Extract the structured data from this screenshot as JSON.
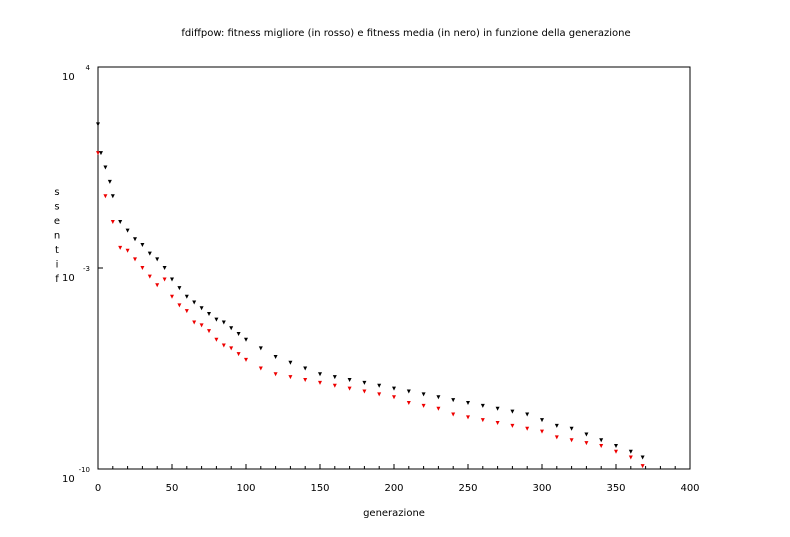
{
  "chart_data": {
    "type": "scatter",
    "title": "fdiffpow: fitness migliore (in rosso) e fitness media (in nero) in funzione della generazione",
    "xlabel": "generazione",
    "ylabel": "fitness",
    "xlim": [
      0,
      400
    ],
    "ylim_exponent": [
      -10,
      4
    ],
    "y_scale": "log10",
    "grid": false,
    "legend": "none",
    "x_ticks": [
      "0",
      "50",
      "100",
      "150",
      "200",
      "250",
      "300",
      "350",
      "400"
    ],
    "y_ticks": [
      {
        "base": "10",
        "exp": "4"
      },
      {
        "base": "10",
        "exp": "-3"
      },
      {
        "base": "10",
        "exp": "-10"
      }
    ],
    "colors": {
      "best": "#ee0000",
      "mean": "#000000"
    },
    "series": [
      {
        "color": "red",
        "x": [
          0,
          5,
          10,
          15,
          20,
          25,
          30,
          35,
          40,
          45,
          50,
          55,
          60,
          65,
          70,
          75,
          80,
          85,
          90,
          95,
          100,
          110,
          120,
          130,
          140,
          150,
          160,
          170,
          180,
          190,
          200,
          210,
          220,
          230,
          240,
          250,
          260,
          270,
          280,
          290,
          300,
          310,
          320,
          330,
          340,
          350,
          360,
          368
        ],
        "log10_y": [
          1.0,
          -0.5,
          -1.4,
          -2.3,
          -2.4,
          -2.7,
          -3.0,
          -3.3,
          -3.6,
          -3.4,
          -4.0,
          -4.3,
          -4.5,
          -4.9,
          -5.0,
          -5.2,
          -5.5,
          -5.7,
          -5.8,
          -6.0,
          -6.2,
          -6.5,
          -6.7,
          -6.8,
          -6.9,
          -7.0,
          -7.1,
          -7.2,
          -7.3,
          -7.4,
          -7.5,
          -7.7,
          -7.8,
          -7.9,
          -8.1,
          -8.2,
          -8.3,
          -8.4,
          -8.5,
          -8.6,
          -8.7,
          -8.9,
          -9.0,
          -9.1,
          -9.2,
          -9.4,
          -9.6,
          -9.9
        ]
      },
      {
        "color": "black",
        "x": [
          0,
          2,
          5,
          8,
          10,
          15,
          20,
          25,
          30,
          35,
          40,
          45,
          50,
          55,
          60,
          65,
          70,
          75,
          80,
          85,
          90,
          95,
          100,
          110,
          120,
          130,
          140,
          150,
          160,
          170,
          180,
          190,
          200,
          210,
          220,
          230,
          240,
          250,
          260,
          270,
          280,
          290,
          300,
          310,
          320,
          330,
          340,
          350,
          360,
          368
        ],
        "log10_y": [
          2.0,
          1.0,
          0.5,
          0.0,
          -0.5,
          -1.4,
          -1.7,
          -2.0,
          -2.2,
          -2.5,
          -2.7,
          -3.0,
          -3.4,
          -3.7,
          -4.0,
          -4.2,
          -4.4,
          -4.6,
          -4.8,
          -4.9,
          -5.1,
          -5.3,
          -5.5,
          -5.8,
          -6.1,
          -6.3,
          -6.5,
          -6.7,
          -6.8,
          -6.9,
          -7.0,
          -7.1,
          -7.2,
          -7.3,
          -7.4,
          -7.5,
          -7.6,
          -7.7,
          -7.8,
          -7.9,
          -8.0,
          -8.1,
          -8.3,
          -8.5,
          -8.6,
          -8.8,
          -9.0,
          -9.2,
          -9.4,
          -9.6
        ]
      }
    ]
  }
}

--

## What you need to do
Scan the material above. Extract every line in which the word "fitness" occurs.

## Solution for this task
    "title": "fdiffpow: fitness migliore (in rosso) e fitness media (in nero) in funzione della generazione",
    "ylabel": "fitness",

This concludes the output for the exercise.